WRITTEN TASK: Below are the records; copy each line in them that holds the word "круглосуточного".

Data records:
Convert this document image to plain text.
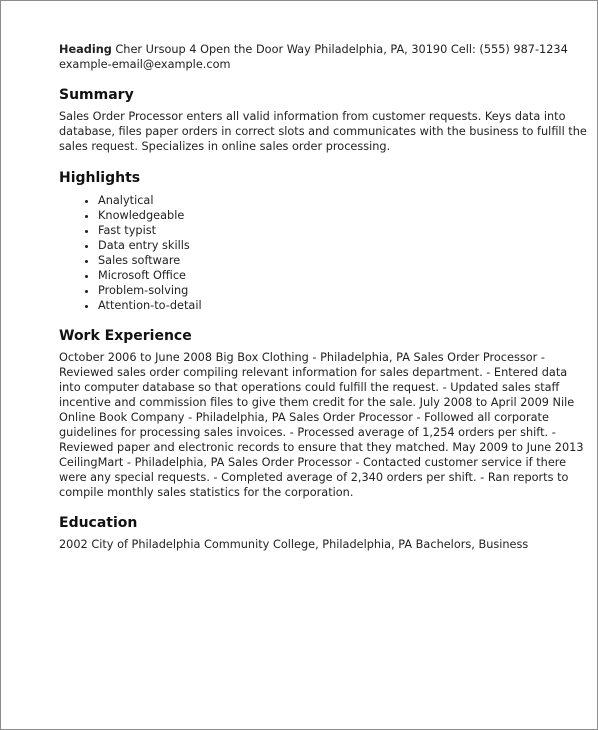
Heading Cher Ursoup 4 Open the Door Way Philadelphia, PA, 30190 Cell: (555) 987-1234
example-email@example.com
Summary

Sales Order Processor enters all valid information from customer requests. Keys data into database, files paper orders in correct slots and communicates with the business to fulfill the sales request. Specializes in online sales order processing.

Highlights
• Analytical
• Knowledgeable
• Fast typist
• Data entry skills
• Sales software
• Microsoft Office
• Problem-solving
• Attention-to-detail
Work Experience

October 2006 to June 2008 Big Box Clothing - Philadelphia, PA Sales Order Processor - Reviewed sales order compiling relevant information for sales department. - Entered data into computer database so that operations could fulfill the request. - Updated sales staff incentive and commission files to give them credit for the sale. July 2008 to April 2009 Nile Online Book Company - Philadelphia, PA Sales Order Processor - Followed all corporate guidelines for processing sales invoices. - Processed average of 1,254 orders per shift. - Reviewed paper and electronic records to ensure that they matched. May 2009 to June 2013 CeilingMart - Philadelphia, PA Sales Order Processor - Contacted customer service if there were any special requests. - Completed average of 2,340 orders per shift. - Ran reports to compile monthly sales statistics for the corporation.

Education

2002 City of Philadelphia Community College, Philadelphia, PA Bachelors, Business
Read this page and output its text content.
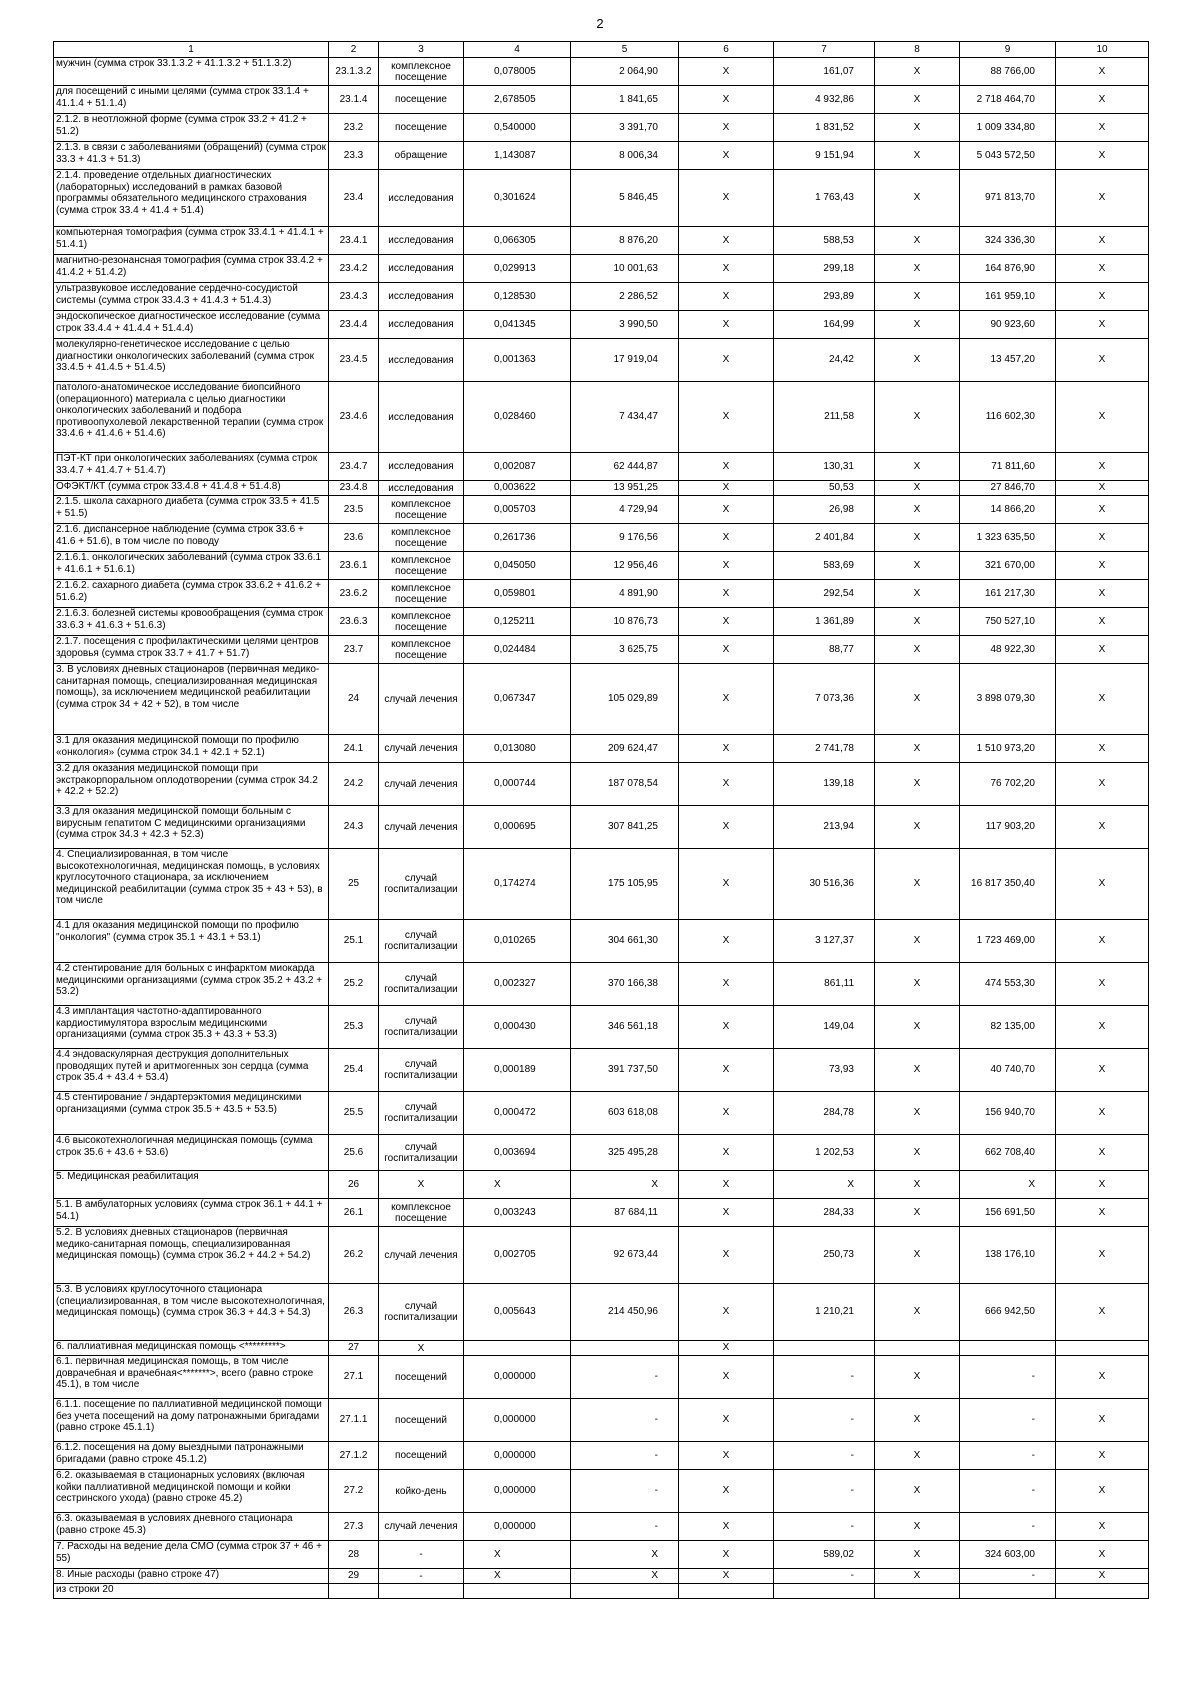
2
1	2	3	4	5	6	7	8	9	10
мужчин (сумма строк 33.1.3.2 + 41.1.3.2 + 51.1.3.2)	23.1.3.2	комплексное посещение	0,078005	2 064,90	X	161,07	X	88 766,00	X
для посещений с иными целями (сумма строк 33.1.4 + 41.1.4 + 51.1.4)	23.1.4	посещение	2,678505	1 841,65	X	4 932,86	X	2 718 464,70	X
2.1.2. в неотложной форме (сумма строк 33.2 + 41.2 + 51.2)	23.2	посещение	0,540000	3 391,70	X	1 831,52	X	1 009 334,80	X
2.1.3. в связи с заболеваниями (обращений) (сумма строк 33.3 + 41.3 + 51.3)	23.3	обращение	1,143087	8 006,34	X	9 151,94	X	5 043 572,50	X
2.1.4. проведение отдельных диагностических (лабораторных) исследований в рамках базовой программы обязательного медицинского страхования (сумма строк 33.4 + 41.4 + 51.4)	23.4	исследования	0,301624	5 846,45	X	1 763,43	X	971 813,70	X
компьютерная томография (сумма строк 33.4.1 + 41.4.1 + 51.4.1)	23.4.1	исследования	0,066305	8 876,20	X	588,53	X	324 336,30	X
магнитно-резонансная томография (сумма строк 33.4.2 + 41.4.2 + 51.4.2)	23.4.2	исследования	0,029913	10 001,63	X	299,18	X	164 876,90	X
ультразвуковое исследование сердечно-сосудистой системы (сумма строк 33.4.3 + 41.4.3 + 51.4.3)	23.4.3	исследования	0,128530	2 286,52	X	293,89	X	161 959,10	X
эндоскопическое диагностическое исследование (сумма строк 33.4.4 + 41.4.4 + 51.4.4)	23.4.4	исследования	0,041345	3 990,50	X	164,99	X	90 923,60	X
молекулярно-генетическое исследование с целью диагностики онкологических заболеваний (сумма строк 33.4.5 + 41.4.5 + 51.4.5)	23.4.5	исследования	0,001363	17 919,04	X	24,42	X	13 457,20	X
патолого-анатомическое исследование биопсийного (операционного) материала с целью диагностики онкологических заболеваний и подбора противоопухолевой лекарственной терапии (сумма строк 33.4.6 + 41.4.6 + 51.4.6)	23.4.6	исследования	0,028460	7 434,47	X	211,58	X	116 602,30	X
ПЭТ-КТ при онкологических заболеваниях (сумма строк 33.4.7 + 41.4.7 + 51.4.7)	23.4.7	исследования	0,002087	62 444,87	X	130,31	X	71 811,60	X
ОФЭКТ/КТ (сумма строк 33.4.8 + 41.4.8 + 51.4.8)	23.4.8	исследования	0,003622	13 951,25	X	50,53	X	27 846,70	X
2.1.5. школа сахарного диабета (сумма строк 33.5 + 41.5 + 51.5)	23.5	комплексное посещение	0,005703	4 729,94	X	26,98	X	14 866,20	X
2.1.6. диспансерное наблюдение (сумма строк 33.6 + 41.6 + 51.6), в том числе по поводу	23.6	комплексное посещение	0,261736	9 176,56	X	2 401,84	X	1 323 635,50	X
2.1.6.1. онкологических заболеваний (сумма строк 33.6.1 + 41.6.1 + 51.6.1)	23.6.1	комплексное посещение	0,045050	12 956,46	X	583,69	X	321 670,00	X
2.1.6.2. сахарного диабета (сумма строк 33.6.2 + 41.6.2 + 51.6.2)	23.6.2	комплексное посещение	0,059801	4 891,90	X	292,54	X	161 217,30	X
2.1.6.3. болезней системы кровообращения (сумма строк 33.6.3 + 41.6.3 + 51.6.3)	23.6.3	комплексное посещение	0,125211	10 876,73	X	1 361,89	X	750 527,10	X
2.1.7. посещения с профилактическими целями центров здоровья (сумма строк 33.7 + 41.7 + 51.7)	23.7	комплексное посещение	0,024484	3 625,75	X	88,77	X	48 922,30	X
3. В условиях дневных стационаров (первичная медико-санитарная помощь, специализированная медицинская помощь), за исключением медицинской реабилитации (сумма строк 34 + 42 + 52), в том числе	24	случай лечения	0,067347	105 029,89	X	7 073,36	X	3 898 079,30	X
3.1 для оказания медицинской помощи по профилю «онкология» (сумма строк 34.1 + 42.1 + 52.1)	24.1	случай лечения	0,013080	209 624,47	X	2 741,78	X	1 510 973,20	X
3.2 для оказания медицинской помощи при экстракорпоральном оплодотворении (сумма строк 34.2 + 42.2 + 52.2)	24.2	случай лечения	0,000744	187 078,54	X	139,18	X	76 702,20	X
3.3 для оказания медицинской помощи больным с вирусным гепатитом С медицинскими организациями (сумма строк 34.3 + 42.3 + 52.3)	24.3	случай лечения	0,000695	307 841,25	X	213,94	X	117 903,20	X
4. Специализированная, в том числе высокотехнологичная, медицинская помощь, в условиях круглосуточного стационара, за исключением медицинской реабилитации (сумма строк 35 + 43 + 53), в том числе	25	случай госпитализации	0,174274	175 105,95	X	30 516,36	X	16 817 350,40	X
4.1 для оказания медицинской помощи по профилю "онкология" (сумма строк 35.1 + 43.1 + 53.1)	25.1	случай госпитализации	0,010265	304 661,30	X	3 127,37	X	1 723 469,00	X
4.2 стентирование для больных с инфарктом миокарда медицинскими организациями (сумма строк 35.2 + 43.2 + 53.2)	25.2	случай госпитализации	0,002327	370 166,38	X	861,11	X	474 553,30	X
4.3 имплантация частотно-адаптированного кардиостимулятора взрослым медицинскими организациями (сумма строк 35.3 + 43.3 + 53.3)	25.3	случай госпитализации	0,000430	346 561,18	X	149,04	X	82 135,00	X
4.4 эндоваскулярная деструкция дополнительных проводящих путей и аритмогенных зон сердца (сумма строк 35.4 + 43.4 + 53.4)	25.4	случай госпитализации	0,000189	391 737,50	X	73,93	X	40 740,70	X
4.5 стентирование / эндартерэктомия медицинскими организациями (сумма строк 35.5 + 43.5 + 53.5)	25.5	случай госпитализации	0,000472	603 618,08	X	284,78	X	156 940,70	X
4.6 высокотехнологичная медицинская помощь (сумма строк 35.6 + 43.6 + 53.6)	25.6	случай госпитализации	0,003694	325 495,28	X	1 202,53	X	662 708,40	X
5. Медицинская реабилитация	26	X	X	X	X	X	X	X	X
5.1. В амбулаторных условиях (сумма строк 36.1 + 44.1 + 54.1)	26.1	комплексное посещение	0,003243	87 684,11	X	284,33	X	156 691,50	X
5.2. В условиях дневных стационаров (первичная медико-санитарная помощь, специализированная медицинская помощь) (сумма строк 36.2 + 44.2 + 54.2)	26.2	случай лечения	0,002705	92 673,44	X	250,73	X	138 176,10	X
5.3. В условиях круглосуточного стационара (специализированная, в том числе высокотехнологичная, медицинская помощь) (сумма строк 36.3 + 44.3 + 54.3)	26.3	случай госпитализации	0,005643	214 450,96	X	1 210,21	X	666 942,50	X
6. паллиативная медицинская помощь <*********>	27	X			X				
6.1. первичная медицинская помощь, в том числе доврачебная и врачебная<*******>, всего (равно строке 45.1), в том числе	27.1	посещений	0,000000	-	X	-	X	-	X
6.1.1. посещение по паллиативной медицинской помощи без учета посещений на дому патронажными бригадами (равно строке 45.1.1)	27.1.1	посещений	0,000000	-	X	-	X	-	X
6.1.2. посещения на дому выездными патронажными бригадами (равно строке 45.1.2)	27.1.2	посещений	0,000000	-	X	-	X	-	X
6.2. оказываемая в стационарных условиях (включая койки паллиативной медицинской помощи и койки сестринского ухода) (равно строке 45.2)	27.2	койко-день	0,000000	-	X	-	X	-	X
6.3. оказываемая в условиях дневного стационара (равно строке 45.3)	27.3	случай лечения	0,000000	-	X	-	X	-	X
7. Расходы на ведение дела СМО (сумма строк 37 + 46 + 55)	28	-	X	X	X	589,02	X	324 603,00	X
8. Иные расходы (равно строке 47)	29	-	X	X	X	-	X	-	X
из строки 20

ANSWER TO THIS EXERCISE:
4. Специализированная, в том числе высокотехнологичная, медицинская помощь, в условиях круглосуточного стационара, за исключением медицинской реабилитации (сумма строк 35 + 43 + 53), в том числе	25	случай госпитализации	0,174274	175 105,95	X	30 516,36	X	16 817 350,40	X
5.3. В условиях круглосуточного стационара (специализированная, в том числе высокотехнологичная, медицинская помощь) (сумма строк 36.3 + 44.3 + 54.3)	26.3	случай госпитализации	0,005643	214 450,96	X	1 210,21	X	666 942,50	X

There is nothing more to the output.